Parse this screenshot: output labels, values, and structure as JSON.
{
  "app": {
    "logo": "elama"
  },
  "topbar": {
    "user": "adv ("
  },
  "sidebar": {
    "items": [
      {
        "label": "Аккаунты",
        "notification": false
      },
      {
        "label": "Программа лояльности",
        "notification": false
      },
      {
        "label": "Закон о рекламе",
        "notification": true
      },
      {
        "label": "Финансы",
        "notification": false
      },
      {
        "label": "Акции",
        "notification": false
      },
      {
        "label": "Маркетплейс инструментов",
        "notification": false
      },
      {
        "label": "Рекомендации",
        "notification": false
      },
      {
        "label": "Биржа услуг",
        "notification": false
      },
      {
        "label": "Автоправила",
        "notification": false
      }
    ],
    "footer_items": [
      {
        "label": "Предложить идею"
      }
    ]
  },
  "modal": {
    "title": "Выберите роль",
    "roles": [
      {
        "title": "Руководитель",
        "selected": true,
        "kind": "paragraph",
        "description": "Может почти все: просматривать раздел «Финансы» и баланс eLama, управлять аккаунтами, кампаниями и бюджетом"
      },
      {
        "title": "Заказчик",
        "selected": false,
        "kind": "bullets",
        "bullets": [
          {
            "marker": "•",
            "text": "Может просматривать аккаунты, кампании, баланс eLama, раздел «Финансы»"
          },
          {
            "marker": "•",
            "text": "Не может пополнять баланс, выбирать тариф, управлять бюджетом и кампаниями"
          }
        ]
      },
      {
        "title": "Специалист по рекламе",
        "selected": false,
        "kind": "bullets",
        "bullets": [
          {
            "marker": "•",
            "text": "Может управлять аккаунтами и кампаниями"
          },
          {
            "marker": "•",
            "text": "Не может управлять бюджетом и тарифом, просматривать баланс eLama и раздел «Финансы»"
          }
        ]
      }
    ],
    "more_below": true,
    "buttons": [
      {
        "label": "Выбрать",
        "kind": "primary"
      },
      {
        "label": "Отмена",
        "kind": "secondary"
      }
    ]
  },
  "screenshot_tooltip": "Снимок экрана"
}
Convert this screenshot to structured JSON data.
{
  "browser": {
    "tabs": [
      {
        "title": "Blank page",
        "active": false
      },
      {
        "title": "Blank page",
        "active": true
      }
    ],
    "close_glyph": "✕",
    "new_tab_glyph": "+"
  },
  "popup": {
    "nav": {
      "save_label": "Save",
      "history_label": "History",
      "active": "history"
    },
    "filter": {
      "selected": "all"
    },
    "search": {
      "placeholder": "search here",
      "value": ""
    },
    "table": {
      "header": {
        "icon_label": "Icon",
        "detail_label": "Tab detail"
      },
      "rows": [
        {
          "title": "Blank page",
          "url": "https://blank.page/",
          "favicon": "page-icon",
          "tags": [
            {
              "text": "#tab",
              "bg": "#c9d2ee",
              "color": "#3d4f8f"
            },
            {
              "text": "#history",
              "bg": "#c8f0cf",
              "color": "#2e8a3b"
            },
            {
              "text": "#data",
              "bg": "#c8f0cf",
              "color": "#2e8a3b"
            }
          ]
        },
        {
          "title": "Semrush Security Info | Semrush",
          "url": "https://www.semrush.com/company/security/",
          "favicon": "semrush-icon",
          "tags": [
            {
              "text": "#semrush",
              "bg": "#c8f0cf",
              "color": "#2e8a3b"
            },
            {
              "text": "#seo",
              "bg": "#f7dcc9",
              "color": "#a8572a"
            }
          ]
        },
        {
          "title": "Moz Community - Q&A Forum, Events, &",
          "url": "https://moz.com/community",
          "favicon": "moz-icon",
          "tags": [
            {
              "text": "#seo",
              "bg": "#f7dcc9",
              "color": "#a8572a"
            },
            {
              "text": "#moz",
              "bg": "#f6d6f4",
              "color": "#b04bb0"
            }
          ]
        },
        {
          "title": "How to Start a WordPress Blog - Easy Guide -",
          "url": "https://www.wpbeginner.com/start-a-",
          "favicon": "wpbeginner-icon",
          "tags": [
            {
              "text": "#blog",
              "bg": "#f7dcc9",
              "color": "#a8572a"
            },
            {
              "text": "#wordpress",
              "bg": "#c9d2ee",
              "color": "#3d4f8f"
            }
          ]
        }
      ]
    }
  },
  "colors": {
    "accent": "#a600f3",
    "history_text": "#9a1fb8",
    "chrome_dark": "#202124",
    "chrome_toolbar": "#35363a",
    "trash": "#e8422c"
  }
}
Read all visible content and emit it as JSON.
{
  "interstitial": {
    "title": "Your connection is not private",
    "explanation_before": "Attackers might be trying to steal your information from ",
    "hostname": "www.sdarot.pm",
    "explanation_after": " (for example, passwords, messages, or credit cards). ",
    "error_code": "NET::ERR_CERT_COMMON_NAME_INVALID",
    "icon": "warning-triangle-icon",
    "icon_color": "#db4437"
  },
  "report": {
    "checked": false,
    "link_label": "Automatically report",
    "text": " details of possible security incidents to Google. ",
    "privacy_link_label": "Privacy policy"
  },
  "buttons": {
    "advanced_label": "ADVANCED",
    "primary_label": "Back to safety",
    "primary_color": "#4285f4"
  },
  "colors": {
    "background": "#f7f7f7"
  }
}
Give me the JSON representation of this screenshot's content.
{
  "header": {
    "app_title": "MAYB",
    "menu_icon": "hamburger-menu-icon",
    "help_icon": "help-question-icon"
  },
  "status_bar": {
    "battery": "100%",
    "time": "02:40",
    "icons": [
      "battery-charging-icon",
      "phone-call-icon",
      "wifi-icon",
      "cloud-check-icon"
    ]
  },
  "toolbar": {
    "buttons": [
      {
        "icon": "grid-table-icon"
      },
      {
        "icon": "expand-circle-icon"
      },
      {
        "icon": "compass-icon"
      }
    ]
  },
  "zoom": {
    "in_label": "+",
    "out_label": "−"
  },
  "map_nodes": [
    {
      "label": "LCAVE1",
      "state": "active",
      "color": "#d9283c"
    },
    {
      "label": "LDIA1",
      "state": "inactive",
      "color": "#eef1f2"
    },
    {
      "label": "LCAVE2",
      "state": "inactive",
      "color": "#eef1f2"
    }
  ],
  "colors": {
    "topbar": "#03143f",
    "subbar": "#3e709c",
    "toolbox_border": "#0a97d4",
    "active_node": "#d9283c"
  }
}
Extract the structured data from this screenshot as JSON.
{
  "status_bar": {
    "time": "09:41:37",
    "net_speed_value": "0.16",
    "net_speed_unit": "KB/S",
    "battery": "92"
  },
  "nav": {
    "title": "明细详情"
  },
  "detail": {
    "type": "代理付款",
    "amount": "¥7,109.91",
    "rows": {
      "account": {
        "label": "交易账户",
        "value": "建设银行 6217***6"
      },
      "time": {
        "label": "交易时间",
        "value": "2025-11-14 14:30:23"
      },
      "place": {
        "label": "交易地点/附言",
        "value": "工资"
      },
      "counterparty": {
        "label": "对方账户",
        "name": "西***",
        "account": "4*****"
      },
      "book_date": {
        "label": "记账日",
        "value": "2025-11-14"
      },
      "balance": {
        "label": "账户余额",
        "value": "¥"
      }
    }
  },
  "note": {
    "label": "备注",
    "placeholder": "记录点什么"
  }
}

_____

*REQUIREMENT:*
Read the entries and select each line where the word "JSON" is found.

*FINISHED TASK:*
Parse this screenshot: output labels, values, and structure as JSON.
Convert this screenshot to structured JSON data.
Read all visible content and emit it as JSON.
Give me the JSON representation of this screenshot's content.
Extract the structured data from this screenshot as JSON.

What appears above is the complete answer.